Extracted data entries
******************************
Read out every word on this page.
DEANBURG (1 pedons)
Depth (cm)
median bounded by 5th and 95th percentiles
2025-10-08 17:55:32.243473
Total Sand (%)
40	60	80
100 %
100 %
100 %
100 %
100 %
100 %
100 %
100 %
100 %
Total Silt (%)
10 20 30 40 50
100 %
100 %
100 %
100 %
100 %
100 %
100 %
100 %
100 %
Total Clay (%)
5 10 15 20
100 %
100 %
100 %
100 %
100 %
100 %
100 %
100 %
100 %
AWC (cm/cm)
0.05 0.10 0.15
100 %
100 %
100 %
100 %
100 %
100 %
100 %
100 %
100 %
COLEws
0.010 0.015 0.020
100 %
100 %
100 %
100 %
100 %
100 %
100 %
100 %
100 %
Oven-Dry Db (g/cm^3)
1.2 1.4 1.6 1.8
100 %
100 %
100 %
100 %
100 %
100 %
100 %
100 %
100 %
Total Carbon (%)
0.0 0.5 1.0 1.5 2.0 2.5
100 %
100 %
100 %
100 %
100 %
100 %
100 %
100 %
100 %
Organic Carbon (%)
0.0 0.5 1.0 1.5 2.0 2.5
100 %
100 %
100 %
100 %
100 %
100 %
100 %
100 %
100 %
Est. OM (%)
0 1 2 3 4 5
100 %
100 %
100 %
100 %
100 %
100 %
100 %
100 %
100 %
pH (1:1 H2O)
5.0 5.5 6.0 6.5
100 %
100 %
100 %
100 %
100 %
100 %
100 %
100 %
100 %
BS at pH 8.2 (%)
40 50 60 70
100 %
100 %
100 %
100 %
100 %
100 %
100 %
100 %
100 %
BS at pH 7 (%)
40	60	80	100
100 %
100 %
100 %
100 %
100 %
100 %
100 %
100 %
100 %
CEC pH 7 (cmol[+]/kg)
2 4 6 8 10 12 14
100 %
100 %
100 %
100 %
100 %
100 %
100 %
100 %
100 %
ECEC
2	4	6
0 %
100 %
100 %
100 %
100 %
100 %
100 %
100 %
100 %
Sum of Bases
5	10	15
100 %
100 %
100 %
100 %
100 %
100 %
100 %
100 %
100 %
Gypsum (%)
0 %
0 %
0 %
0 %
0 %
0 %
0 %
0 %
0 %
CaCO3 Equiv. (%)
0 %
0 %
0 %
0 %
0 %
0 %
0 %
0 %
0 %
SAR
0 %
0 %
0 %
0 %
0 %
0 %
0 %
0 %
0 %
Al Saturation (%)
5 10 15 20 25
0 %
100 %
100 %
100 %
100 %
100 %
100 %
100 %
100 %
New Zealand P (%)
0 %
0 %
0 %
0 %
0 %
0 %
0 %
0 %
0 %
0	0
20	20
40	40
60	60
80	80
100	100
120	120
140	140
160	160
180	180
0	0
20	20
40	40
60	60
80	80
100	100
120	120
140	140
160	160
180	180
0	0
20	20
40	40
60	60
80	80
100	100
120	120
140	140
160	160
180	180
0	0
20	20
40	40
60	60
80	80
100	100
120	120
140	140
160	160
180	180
******************************
Given request: Take the material above and return all of it exactly.

Output of the task:
Read out every word on this page.
DEANBURG (1 pedons)
Depth (cm)
median bounded by 5th and 95th percentiles
2025-10-08 17:55:32.243473
Total Sand (%)
40	60	80
100 %
100 %
100 %
100 %
100 %
100 %
100 %
100 %
100 %
Total Silt (%)
10 20 30 40 50
100 %
100 %
100 %
100 %
100 %
100 %
100 %
100 %
100 %
Total Clay (%)
5 10 15 20
100 %
100 %
100 %
100 %
100 %
100 %
100 %
100 %
100 %
AWC (cm/cm)
0.05 0.10 0.15
100 %
100 %
100 %
100 %
100 %
100 %
100 %
100 %
100 %
COLEws
0.010 0.015 0.020
100 %
100 %
100 %
100 %
100 %
100 %
100 %
100 %
100 %
Oven-Dry Db (g/cm^3)
1.2 1.4 1.6 1.8
100 %
100 %
100 %
100 %
100 %
100 %
100 %
100 %
100 %
Total Carbon (%)
0.0 0.5 1.0 1.5 2.0 2.5
100 %
100 %
100 %
100 %
100 %
100 %
100 %
100 %
100 %
Organic Carbon (%)
0.0 0.5 1.0 1.5 2.0 2.5
100 %
100 %
100 %
100 %
100 %
100 %
100 %
100 %
100 %
Est. OM (%)
0 1 2 3 4 5
100 %
100 %
100 %
100 %
100 %
100 %
100 %
100 %
100 %
pH (1:1 H2O)
5.0 5.5 6.0 6.5
100 %
100 %
100 %
100 %
100 %
100 %
100 %
100 %
100 %
BS at pH 8.2 (%)
40 50 60 70
100 %
100 %
100 %
100 %
100 %
100 %
100 %
100 %
100 %
BS at pH 7 (%)
40	60	80	100
100 %
100 %
100 %
100 %
100 %
100 %
100 %
100 %
100 %
CEC pH 7 (cmol[+]/kg)
2 4 6 8 10 12 14
100 %
100 %
100 %
100 %
100 %
100 %
100 %
100 %
100 %
ECEC
2	4	6
0 %
100 %
100 %
100 %
100 %
100 %
100 %
100 %
100 %
Sum of Bases
5	10	15
100 %
100 %
100 %
100 %
100 %
100 %
100 %
100 %
100 %
Gypsum (%)
0 %
0 %
0 %
0 %
0 %
0 %
0 %
0 %
0 %
CaCO3 Equiv. (%)
0 %
0 %
0 %
0 %
0 %
0 %
0 %
0 %
0 %
SAR
0 %
0 %
0 %
0 %
0 %
0 %
0 %
0 %
0 %
Al Saturation (%)
5 10 15 20 25
0 %
100 %
100 %
100 %
100 %
100 %
100 %
100 %
100 %
New Zealand P (%)
0 %
0 %
0 %
0 %
0 %
0 %
0 %
0 %
0 %
0	0
20	20
40	40
60	60
80	80
100	100
120	120
140	140
160	160
180	180
0	0
20	20
40	40
60	60
80	80
100	100
120	120
140	140
160	160
180	180
0	0
20	20
40	40
60	60
80	80
100	100
120	120
140	140
160	160
180	180
0	0
20	20
40	40
60	60
80	80
100	100
120	120
140	140
160	160
180	180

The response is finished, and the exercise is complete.